§ **Instructions for the task**
Give every entry again, word for word and in full.

Items listed in a dataset
────

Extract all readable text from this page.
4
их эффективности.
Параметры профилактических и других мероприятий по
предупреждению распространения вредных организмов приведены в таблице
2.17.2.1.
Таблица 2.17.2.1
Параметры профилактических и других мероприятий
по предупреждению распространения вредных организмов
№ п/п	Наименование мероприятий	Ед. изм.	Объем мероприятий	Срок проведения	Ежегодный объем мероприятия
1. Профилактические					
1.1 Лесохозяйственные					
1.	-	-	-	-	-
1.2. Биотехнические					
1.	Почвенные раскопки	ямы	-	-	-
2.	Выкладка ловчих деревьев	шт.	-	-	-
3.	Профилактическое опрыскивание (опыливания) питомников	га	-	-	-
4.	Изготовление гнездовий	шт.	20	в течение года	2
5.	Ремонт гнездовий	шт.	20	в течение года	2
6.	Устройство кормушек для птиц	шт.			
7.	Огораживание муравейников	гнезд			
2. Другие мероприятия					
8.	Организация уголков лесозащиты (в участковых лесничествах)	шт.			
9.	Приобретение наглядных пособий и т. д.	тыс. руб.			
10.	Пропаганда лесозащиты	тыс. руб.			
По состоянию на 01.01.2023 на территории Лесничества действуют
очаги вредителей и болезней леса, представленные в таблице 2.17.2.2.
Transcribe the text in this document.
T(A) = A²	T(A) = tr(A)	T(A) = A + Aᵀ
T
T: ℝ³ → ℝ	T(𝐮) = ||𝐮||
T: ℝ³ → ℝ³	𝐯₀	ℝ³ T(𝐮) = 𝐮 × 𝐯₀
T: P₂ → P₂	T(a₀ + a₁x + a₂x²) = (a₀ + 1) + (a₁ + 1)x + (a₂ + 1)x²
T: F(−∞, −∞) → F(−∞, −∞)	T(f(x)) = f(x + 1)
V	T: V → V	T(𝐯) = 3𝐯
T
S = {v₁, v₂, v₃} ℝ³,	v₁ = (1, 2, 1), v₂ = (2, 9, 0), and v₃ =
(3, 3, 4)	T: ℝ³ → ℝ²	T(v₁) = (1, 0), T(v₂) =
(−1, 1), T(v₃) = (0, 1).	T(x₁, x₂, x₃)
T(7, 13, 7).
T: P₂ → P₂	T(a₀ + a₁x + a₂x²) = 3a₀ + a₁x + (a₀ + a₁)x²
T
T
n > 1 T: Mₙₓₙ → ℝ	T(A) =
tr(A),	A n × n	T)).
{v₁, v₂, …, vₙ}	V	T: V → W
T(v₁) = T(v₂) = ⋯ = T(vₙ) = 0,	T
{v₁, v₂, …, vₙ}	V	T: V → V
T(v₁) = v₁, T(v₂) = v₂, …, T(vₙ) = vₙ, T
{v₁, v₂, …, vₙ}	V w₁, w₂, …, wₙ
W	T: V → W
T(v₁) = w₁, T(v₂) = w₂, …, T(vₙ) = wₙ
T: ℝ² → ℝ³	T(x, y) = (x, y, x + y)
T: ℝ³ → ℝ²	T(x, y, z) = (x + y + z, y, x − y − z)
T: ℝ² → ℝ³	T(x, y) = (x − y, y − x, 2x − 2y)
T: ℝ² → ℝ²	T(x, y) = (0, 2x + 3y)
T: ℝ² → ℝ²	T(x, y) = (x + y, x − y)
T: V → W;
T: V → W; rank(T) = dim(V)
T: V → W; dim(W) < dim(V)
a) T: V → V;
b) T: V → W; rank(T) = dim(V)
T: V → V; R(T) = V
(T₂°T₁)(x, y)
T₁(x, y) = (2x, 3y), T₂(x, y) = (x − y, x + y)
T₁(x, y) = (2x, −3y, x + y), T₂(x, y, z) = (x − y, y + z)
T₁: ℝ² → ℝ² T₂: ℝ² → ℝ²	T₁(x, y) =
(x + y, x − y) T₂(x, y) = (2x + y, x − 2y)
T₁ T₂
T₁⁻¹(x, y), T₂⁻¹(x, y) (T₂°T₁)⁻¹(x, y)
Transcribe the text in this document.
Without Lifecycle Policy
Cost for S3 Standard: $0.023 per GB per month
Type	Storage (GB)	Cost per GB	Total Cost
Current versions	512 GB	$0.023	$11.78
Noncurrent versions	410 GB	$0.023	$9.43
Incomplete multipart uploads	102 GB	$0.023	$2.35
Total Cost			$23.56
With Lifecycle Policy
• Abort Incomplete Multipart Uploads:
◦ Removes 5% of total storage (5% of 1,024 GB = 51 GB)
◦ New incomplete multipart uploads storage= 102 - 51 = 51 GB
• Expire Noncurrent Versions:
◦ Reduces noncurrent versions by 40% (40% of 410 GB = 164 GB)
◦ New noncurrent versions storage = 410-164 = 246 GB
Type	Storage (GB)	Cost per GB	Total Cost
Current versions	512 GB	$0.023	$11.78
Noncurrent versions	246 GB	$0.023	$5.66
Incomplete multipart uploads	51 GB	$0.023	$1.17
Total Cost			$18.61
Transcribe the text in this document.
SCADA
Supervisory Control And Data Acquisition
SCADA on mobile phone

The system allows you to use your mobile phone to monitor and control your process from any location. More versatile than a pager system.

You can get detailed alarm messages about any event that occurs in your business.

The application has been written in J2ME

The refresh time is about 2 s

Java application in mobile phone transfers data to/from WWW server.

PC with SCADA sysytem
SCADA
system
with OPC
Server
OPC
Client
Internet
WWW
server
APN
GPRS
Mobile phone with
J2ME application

────

§ **Finished answer**
Extract all readable text from this page.
4
их эффективности.
Параметры профилактических и других мероприятий по
предупреждению распространения вредных организмов приведены в таблице
2.17.2.1.
Таблица 2.17.2.1
Параметры профилактических и других мероприятий
по предупреждению распространения вредных организмов
№ п/п	Наименование мероприятий	Ед. изм.	Объем мероприятий	Срок проведения	Ежегодный объем мероприятия
1. Профилактические					
1.1 Лесохозяйственные					
1.	-	-	-	-	-
1.2. Биотехнические					
1.	Почвенные раскопки	ямы	-	-	-
2.	Выкладка ловчих деревьев	шт.	-	-	-
3.	Профилактическое опрыскивание (опыливания) питомников	га	-	-	-
4.	Изготовление гнездовий	шт.	20	в течение года	2
5.	Ремонт гнездовий	шт.	20	в течение года	2
6.	Устройство кормушек для птиц	шт.			
7.	Огораживание муравейников	гнезд			
2. Другие мероприятия					
8.	Организация уголков лесозащиты (в участковых лесничествах)	шт.			
9.	Приобретение наглядных пособий и т. д.	тыс. руб.			
10.	Пропаганда лесозащиты	тыс. руб.			
По состоянию на 01.01.2023 на территории Лесничества действуют
очаги вредителей и болезней леса, представленные в таблице 2.17.2.2.
Transcribe the text in this document.
T(A) = A²	T(A) = tr(A)	T(A) = A + Aᵀ
T
T: ℝ³ → ℝ	T(𝐮) = ||𝐮||
T: ℝ³ → ℝ³	𝐯₀	ℝ³ T(𝐮) = 𝐮 × 𝐯₀
T: P₂ → P₂	T(a₀ + a₁x + a₂x²) = (a₀ + 1) + (a₁ + 1)x + (a₂ + 1)x²
T: F(−∞, −∞) → F(−∞, −∞)	T(f(x)) = f(x + 1)
V	T: V → V	T(𝐯) = 3𝐯
T
S = {v₁, v₂, v₃} ℝ³,	v₁ = (1, 2, 1), v₂ = (2, 9, 0), and v₃ =
(3, 3, 4)	T: ℝ³ → ℝ²	T(v₁) = (1, 0), T(v₂) =
(−1, 1), T(v₃) = (0, 1).	T(x₁, x₂, x₃)
T(7, 13, 7).
T: P₂ → P₂	T(a₀ + a₁x + a₂x²) = 3a₀ + a₁x + (a₀ + a₁)x²
T
T
n > 1 T: Mₙₓₙ → ℝ	T(A) =
tr(A),	A n × n	T)).
{v₁, v₂, …, vₙ}	V	T: V → W
T(v₁) = T(v₂) = ⋯ = T(vₙ) = 0,	T
{v₁, v₂, …, vₙ}	V	T: V → V
T(v₁) = v₁, T(v₂) = v₂, …, T(vₙ) = vₙ, T
{v₁, v₂, …, vₙ}	V w₁, w₂, …, wₙ
W	T: V → W
T(v₁) = w₁, T(v₂) = w₂, …, T(vₙ) = wₙ
T: ℝ² → ℝ³	T(x, y) = (x, y, x + y)
T: ℝ³ → ℝ²	T(x, y, z) = (x + y + z, y, x − y − z)
T: ℝ² → ℝ³	T(x, y) = (x − y, y − x, 2x − 2y)
T: ℝ² → ℝ²	T(x, y) = (0, 2x + 3y)
T: ℝ² → ℝ²	T(x, y) = (x + y, x − y)
T: V → W;
T: V → W; rank(T) = dim(V)
T: V → W; dim(W) < dim(V)
a) T: V → V;
b) T: V → W; rank(T) = dim(V)
T: V → V; R(T) = V
(T₂°T₁)(x, y)
T₁(x, y) = (2x, 3y), T₂(x, y) = (x − y, x + y)
T₁(x, y) = (2x, −3y, x + y), T₂(x, y, z) = (x − y, y + z)
T₁: ℝ² → ℝ² T₂: ℝ² → ℝ²	T₁(x, y) =
(x + y, x − y) T₂(x, y) = (2x + y, x − 2y)
T₁ T₂
T₁⁻¹(x, y), T₂⁻¹(x, y) (T₂°T₁)⁻¹(x, y)
Transcribe the text in this document.
Without Lifecycle Policy
Cost for S3 Standard: $0.023 per GB per month
Type	Storage (GB)	Cost per GB	Total Cost
Current versions	512 GB	$0.023	$11.78
Noncurrent versions	410 GB	$0.023	$9.43
Incomplete multipart uploads	102 GB	$0.023	$2.35
Total Cost			$23.56
With Lifecycle Policy
• Abort Incomplete Multipart Uploads:
◦ Removes 5% of total storage (5% of 1,024 GB = 51 GB)
◦ New incomplete multipart uploads storage= 102 - 51 = 51 GB
• Expire Noncurrent Versions:
◦ Reduces noncurrent versions by 40% (40% of 410 GB = 164 GB)
◦ New noncurrent versions storage = 410-164 = 246 GB
Type	Storage (GB)	Cost per GB	Total Cost
Current versions	512 GB	$0.023	$11.78
Noncurrent versions	246 GB	$0.023	$5.66
Incomplete multipart uploads	51 GB	$0.023	$1.17
Total Cost			$18.61
Transcribe the text in this document.
SCADA
Supervisory Control And Data Acquisition
SCADA on mobile phone

The system allows you to use your mobile phone to monitor and control your process from any location. More versatile than a pager system.

You can get detailed alarm messages about any event that occurs in your business.

The application has been written in J2ME

The refresh time is about 2 s

Java application in mobile phone transfers data to/from WWW server.

PC with SCADA sysytem
SCADA
system
with OPC
Server
OPC
Client
Internet
WWW
server
APN
GPRS
Mobile phone with
J2ME application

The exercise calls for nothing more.